### Raw data
_ _ _ _ _

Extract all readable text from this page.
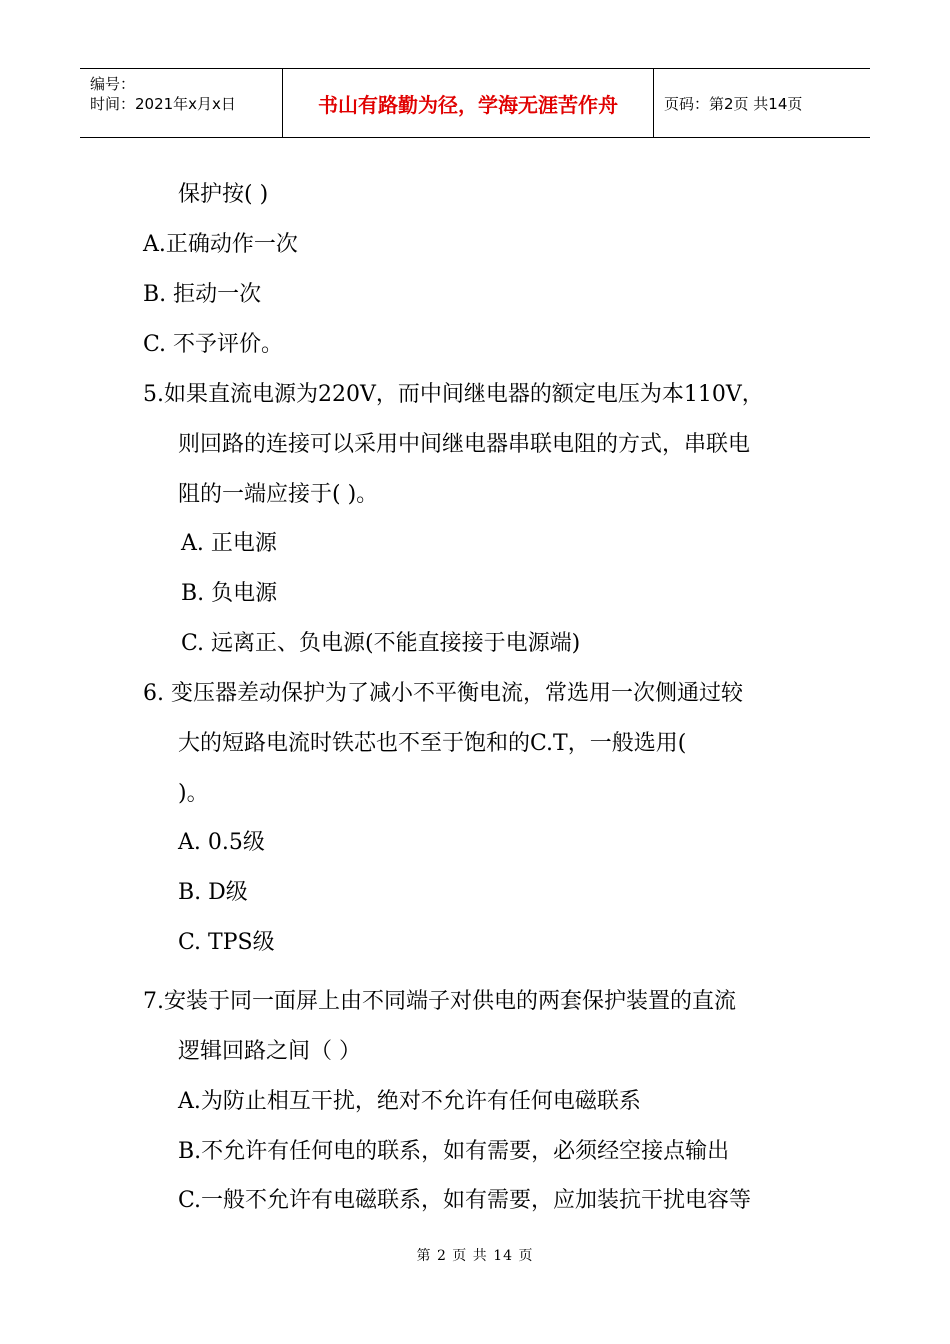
编号：
时间：2021年x月x日	书山有路勤为径，学海无涯苦作舟	页码：第2页 共14页
保护按( )
A.正确动作一次
B. 拒动一次
C. 不予评价。
5.如果直流电源为220V，而中间继电器的额定电压为本110V，
则回路的连接可以采用中间继电器串联电阻的方式，串联电
阻的一端应接于( )。
A. 正电源
B. 负电源
C. 远离正、负电源(不能直接接于电源端)
6. 变压器差动保护为了减小不平衡电流，常选用一次侧通过较
大的短路电流时铁芯也不至于饱和的C.T，一般选用(
)。
A. 0.5级
B. D级
C. TPS级
7.安装于同一面屏上由不同端子对供电的两套保护装置的直流
逻辑回路之间（ ）
A.为防止相互干扰，绝对不允许有任何电磁联系
B.不允许有任何电的联系，如有需要，必须经空接点输出
C.一般不允许有电磁联系，如有需要，应加装抗干扰电容等
第 2 页 共 14 页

_ _ _ _ _

### Goal
Copy the material above in full and exactly, skipping pictures.

### Correct output
Extract all readable text from this page.
编号：
时间：2021年x月x日	书山有路勤为径，学海无涯苦作舟	页码：第2页 共14页
保护按( )
A.正确动作一次
B. 拒动一次
C. 不予评价。
5.如果直流电源为220V，而中间继电器的额定电压为本110V，
则回路的连接可以采用中间继电器串联电阻的方式，串联电
阻的一端应接于( )。
A. 正电源
B. 负电源
C. 远离正、负电源(不能直接接于电源端)
6. 变压器差动保护为了减小不平衡电流，常选用一次侧通过较
大的短路电流时铁芯也不至于饱和的C.T，一般选用(
)。
A. 0.5级
B. D级
C. TPS级
7.安装于同一面屏上由不同端子对供电的两套保护装置的直流
逻辑回路之间（ ）
A.为防止相互干扰，绝对不允许有任何电磁联系
B.不允许有任何电的联系，如有需要，必须经空接点输出
C.一般不允许有电磁联系，如有需要，应加装抗干扰电容等
第 2 页 共 14 页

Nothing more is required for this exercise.